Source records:
▶

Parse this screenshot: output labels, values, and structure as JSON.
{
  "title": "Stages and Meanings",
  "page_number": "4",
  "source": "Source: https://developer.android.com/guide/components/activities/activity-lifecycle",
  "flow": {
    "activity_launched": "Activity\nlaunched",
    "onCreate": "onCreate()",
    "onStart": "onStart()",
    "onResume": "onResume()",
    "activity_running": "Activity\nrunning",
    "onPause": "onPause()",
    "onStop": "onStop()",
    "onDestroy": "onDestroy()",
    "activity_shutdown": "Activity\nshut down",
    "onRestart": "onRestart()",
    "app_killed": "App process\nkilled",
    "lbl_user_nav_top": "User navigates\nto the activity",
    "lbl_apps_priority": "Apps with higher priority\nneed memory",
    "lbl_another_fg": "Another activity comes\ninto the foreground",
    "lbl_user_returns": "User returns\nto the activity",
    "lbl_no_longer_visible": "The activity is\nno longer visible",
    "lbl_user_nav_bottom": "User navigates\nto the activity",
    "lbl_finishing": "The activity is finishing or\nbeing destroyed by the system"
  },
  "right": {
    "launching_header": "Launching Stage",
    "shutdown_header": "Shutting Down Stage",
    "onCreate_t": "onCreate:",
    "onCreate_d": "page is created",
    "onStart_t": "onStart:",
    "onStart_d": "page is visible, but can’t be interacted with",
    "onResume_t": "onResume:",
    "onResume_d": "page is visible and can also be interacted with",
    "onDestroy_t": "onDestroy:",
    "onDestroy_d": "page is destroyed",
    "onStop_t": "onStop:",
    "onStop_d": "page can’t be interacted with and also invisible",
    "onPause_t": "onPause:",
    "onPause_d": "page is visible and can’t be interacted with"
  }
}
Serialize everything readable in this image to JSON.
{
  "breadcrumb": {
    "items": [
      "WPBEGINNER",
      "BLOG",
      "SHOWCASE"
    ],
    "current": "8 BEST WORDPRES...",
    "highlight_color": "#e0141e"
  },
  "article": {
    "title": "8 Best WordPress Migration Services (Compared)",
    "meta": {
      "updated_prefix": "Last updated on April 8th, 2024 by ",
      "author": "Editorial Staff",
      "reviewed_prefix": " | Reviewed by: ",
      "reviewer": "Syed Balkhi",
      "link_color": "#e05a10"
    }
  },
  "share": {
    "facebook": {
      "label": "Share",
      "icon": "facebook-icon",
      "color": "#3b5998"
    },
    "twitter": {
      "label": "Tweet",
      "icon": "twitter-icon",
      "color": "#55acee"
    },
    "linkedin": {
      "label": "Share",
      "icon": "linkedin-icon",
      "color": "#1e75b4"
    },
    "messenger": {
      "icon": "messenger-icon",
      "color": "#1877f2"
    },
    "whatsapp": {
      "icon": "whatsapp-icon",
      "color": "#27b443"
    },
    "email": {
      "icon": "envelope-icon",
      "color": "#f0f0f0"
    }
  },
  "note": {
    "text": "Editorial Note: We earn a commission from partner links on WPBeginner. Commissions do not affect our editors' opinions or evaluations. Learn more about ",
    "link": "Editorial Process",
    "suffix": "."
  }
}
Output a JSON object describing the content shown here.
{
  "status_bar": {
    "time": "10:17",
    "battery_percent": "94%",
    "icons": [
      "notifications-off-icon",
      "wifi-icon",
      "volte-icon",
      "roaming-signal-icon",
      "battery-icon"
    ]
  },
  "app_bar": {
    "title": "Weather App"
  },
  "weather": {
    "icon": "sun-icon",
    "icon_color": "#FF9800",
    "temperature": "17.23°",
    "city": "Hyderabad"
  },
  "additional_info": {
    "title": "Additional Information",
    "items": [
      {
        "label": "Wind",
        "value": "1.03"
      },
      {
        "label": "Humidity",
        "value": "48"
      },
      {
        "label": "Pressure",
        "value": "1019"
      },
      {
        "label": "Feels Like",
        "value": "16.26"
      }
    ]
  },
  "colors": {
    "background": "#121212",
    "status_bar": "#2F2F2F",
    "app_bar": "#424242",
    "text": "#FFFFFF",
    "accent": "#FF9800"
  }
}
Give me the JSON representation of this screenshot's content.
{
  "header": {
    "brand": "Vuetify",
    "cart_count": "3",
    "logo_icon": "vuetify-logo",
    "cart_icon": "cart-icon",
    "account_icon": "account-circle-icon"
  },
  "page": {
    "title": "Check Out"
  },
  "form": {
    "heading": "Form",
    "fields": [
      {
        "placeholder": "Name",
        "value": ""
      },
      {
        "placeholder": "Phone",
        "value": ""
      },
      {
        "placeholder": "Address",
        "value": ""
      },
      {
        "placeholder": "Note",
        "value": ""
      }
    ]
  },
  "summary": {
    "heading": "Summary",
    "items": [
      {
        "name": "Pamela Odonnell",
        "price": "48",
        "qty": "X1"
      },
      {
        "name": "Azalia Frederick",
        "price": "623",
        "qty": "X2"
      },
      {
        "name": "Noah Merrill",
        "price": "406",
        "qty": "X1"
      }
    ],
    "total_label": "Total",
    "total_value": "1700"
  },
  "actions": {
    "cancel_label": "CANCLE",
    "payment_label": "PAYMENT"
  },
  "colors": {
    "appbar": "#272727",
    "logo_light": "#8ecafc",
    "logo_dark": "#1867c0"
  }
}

◀

Problem requirements: Scan the data for the word "with" and copy every line where it shows up.

The answer:
    "lbl_apps_priority": "Apps with higher priority\nneed memory",
    "onStart_d": "page is visible, but can’t be interacted with",
    "onResume_d": "page is visible and can also be interacted with",
    "onStop_d": "page can’t be interacted with and also invisible",
    "onPause_d": "page is visible and can’t be interacted with"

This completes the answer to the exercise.